--- EXERCISE INSTRUCTIONS ---
How many lines of these entries hold the string "circle"? Reply with the number alone.

Rows from a figure dataset:
+---+

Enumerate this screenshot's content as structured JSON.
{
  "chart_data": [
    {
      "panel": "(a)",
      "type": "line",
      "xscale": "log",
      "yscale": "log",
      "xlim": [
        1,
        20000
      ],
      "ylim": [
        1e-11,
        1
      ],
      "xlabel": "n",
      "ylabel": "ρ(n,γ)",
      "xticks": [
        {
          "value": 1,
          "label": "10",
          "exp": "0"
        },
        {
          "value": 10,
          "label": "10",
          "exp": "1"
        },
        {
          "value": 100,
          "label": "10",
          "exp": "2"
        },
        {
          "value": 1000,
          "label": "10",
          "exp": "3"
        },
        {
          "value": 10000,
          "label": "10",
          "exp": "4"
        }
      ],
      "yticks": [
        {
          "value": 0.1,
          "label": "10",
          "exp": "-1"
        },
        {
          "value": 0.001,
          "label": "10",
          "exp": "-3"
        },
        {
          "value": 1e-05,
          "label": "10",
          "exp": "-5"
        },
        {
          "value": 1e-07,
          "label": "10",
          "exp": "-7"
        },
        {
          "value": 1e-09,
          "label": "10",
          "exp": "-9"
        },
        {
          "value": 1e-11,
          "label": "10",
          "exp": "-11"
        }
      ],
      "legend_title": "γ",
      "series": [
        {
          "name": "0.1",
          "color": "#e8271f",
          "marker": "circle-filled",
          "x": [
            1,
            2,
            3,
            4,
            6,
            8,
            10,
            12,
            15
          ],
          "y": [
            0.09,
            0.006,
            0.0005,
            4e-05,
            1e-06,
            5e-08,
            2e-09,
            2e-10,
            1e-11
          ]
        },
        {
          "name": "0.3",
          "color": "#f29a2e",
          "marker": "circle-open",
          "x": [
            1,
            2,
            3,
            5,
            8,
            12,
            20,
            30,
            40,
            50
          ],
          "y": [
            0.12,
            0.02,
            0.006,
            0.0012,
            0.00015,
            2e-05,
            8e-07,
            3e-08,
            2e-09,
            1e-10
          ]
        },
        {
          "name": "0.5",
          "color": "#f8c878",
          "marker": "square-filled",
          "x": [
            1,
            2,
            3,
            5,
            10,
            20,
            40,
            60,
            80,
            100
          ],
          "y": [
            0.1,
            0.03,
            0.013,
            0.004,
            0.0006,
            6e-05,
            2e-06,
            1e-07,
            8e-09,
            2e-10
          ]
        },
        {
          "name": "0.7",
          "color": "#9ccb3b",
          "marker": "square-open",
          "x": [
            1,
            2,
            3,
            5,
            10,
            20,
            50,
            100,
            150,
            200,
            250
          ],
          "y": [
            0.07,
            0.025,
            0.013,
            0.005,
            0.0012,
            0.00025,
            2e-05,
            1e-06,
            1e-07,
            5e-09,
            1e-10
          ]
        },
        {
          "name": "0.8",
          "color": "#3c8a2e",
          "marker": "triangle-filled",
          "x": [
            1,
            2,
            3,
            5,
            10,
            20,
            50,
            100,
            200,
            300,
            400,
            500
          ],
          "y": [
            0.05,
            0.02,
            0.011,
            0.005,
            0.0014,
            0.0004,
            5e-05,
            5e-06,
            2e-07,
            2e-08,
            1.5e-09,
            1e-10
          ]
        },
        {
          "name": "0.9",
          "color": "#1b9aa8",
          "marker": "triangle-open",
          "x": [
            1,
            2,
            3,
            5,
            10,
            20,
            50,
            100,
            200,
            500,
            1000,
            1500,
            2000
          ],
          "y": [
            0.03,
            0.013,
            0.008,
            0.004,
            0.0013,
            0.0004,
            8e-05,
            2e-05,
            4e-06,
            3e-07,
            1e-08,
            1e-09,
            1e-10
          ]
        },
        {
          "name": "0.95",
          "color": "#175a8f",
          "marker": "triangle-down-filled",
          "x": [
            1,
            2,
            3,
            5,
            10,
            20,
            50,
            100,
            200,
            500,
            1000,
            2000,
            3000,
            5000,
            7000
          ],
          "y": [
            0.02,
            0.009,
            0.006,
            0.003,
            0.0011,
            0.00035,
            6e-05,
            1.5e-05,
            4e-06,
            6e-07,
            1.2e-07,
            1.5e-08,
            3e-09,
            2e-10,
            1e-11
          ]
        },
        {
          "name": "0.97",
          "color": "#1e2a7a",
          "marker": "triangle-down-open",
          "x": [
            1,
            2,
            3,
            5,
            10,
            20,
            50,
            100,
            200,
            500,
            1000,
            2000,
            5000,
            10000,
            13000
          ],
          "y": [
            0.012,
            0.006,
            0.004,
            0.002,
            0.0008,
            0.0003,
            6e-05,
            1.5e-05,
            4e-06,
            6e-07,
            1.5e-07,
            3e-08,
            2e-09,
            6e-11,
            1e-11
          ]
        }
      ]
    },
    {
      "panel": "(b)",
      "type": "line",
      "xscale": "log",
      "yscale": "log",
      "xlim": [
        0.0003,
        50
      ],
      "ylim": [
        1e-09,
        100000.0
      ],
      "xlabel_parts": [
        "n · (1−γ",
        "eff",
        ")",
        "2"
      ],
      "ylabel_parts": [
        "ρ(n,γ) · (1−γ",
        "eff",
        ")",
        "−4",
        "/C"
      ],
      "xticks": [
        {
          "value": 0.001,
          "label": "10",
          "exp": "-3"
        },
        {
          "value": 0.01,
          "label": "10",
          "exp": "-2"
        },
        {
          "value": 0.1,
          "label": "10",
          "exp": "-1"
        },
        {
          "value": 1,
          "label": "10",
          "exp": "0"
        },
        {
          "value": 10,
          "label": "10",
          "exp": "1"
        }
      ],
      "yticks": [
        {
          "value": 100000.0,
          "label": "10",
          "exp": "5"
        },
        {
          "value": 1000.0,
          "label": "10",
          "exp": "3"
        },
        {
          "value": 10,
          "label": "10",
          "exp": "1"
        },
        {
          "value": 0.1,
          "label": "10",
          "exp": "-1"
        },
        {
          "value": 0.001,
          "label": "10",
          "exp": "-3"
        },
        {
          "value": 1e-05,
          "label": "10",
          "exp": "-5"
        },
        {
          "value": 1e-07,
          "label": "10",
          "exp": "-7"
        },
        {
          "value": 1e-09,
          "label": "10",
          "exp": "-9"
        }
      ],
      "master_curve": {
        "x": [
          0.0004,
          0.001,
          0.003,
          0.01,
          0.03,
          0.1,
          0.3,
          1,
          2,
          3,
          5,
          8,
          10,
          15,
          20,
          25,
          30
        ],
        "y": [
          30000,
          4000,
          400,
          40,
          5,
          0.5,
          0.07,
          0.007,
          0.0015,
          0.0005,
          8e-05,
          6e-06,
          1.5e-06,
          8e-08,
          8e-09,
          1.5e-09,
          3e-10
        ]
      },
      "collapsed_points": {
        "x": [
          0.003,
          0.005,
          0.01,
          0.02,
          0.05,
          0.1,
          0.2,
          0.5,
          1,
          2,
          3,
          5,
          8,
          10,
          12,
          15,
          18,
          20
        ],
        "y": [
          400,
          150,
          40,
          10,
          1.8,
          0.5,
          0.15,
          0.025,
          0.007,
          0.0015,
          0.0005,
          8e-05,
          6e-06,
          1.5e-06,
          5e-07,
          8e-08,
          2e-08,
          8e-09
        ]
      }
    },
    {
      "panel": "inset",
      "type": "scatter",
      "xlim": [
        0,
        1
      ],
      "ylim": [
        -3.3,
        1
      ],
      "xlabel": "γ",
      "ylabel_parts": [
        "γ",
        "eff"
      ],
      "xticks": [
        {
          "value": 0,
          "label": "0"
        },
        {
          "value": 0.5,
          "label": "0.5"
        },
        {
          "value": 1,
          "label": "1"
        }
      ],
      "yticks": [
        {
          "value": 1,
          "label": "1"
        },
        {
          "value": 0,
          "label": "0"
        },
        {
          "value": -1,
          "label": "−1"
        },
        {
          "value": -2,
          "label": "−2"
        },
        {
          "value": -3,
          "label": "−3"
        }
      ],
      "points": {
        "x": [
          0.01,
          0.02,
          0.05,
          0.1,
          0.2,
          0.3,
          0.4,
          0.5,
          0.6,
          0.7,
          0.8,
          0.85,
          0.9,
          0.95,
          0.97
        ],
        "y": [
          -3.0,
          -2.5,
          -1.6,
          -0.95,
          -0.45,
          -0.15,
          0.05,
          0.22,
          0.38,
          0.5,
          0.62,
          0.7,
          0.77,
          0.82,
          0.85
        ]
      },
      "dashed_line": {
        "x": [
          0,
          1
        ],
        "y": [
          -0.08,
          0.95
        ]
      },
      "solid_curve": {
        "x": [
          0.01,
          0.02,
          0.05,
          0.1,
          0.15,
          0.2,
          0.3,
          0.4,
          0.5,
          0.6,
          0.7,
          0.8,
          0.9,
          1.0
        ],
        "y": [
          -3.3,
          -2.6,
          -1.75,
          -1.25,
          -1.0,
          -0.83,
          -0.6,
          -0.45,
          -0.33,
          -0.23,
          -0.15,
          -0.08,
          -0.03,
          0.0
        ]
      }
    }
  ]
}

+---+

--- OUTPUT OF THE TASK ---
2